-- DATA SUPPLIED --
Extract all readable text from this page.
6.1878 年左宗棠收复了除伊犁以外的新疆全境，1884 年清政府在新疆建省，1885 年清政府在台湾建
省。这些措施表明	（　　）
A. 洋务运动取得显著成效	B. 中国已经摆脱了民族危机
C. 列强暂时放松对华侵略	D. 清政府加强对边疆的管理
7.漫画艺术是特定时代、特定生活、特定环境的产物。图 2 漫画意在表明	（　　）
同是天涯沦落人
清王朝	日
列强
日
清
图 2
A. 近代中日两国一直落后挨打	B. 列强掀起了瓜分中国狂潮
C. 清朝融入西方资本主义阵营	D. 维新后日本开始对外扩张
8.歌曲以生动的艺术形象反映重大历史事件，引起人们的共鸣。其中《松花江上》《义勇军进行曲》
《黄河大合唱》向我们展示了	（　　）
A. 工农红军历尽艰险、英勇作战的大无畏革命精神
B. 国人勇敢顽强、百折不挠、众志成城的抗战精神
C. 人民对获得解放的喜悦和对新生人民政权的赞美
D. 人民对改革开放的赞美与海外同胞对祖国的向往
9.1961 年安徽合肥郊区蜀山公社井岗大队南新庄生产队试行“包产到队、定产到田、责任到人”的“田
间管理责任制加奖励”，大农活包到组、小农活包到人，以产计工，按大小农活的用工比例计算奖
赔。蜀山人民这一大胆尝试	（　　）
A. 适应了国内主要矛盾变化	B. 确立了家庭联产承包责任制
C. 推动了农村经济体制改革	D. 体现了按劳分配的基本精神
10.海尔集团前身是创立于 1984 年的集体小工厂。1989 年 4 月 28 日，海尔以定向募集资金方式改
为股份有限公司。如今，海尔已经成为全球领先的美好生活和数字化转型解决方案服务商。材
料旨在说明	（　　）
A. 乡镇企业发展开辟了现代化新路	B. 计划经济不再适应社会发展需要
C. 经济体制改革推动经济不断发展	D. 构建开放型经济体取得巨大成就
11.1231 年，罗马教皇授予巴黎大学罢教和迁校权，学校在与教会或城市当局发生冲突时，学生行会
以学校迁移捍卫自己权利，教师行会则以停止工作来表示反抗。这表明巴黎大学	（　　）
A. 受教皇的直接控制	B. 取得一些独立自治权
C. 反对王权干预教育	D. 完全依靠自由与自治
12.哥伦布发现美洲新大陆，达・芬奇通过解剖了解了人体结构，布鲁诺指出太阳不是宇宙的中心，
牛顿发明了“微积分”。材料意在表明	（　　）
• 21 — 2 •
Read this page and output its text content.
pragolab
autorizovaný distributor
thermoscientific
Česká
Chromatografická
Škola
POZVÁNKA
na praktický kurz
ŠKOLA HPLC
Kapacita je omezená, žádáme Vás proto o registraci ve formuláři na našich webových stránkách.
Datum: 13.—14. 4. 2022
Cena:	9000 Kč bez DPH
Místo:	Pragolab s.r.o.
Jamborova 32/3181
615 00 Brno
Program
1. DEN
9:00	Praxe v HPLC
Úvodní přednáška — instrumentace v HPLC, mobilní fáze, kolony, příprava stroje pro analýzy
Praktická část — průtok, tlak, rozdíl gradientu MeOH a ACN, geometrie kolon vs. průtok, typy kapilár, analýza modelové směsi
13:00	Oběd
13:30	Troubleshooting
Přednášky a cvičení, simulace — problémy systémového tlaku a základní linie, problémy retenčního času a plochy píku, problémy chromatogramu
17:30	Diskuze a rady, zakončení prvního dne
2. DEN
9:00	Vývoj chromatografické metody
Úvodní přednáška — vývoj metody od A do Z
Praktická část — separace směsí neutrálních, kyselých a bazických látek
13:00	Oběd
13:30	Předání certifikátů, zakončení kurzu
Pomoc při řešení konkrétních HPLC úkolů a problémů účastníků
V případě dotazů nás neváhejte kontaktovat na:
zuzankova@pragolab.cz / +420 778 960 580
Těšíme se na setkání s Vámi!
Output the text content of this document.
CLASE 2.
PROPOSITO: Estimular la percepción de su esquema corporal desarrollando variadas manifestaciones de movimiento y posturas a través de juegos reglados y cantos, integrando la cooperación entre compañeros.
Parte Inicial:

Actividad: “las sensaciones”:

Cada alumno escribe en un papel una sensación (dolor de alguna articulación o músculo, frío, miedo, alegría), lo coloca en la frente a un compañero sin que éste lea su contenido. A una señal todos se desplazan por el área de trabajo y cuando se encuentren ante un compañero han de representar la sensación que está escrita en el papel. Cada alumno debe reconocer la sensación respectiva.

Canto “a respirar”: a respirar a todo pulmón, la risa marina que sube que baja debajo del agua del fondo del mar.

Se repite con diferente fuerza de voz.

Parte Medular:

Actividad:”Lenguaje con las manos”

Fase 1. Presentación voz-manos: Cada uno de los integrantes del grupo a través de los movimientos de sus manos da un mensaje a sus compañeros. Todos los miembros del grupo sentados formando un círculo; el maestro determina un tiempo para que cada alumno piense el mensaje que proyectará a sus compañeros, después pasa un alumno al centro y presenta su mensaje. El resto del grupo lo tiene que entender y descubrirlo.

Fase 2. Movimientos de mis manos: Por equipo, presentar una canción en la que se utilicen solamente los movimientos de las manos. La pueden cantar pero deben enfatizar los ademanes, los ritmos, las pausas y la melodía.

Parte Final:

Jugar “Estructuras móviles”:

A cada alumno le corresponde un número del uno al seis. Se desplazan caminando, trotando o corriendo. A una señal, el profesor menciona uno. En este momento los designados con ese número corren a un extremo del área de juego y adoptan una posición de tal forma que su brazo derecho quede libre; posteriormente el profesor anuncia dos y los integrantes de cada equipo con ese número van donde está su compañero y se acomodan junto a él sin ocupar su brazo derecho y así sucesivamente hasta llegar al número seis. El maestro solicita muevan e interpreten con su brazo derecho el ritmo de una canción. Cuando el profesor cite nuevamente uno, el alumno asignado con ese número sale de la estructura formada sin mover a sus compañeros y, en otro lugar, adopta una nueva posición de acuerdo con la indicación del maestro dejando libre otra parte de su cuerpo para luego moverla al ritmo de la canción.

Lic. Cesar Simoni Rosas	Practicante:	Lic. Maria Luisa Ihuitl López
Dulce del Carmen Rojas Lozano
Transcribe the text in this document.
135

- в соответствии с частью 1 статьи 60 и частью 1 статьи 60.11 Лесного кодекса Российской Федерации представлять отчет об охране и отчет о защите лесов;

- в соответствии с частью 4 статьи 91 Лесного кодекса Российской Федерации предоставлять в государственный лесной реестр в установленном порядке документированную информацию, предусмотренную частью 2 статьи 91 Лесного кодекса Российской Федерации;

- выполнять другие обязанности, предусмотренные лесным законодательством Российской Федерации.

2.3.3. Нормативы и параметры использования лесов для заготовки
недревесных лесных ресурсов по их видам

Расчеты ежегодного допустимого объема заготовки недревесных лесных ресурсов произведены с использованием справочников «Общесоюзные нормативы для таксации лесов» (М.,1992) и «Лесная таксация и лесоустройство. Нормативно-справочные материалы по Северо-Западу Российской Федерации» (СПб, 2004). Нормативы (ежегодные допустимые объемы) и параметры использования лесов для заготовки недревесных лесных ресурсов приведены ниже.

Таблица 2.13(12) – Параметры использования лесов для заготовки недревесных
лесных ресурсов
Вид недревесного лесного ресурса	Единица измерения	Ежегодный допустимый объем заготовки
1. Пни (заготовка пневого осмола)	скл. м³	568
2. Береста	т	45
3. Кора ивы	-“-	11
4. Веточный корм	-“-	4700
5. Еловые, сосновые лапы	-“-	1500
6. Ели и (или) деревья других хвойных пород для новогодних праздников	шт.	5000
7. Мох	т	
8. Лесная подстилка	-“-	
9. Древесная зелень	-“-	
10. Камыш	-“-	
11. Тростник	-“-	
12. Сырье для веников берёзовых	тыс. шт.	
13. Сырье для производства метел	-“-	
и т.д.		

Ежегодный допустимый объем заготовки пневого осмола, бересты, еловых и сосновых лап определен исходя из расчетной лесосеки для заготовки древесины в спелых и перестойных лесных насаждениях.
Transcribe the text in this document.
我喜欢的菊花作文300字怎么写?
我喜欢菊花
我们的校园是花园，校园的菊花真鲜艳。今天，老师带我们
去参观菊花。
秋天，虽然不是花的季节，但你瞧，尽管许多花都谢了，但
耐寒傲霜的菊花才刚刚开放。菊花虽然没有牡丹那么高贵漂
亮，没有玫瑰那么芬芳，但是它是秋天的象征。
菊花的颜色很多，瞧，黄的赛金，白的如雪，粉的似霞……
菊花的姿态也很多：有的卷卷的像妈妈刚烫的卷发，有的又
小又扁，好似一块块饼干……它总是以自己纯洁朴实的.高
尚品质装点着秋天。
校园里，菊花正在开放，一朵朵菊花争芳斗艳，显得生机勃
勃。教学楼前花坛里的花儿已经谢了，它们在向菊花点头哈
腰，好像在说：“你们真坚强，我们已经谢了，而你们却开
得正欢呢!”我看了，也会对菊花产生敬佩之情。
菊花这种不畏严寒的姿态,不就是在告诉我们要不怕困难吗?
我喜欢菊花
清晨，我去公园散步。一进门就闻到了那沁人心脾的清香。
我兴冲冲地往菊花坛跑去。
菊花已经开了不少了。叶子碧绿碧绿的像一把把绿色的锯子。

-- WHAT YOU NEED TO DO --
Check every line of the data above for the string "Úvodní", and copy those that have it.

-- EXERCISE RESULT --
Úvodní přednáška — instrumentace v HPLC, mobilní fáze, kolony, příprava stroje pro analýzy
Úvodní přednáška — vývoj metody od A do Z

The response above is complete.